# [Requirements]
Indicate only the number of lines in the listing below in which the word "solutions" appears.

(Dataset entries)

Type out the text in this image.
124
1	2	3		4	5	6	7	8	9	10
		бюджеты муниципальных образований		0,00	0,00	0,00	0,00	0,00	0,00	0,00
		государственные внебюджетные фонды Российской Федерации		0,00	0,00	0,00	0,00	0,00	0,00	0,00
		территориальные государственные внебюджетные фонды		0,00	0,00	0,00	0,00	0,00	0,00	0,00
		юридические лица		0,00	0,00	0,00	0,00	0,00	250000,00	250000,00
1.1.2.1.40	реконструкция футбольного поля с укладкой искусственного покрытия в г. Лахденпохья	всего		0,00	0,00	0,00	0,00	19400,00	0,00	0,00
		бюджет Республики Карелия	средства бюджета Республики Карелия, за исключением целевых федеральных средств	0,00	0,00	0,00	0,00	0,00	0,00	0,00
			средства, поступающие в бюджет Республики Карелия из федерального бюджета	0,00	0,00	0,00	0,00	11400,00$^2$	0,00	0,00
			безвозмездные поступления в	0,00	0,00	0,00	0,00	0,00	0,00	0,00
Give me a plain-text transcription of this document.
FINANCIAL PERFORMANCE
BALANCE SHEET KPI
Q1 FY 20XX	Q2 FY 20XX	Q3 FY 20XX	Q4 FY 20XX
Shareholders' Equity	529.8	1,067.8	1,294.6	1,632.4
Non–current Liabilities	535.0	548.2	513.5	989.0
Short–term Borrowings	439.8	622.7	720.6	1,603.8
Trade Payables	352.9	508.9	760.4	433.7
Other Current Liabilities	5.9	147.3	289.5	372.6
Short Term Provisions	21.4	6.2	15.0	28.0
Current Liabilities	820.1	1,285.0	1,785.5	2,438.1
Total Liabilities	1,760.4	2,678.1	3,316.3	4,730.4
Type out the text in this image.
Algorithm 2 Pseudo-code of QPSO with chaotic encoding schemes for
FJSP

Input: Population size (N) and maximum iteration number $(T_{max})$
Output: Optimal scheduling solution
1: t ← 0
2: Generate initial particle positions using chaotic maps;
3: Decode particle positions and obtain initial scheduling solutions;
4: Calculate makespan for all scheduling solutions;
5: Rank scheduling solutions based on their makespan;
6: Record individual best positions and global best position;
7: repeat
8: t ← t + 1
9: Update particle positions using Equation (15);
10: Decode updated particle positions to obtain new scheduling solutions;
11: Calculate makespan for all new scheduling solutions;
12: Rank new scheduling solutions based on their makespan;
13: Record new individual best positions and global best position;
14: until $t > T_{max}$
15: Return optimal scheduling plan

# [Answer to the problem]
6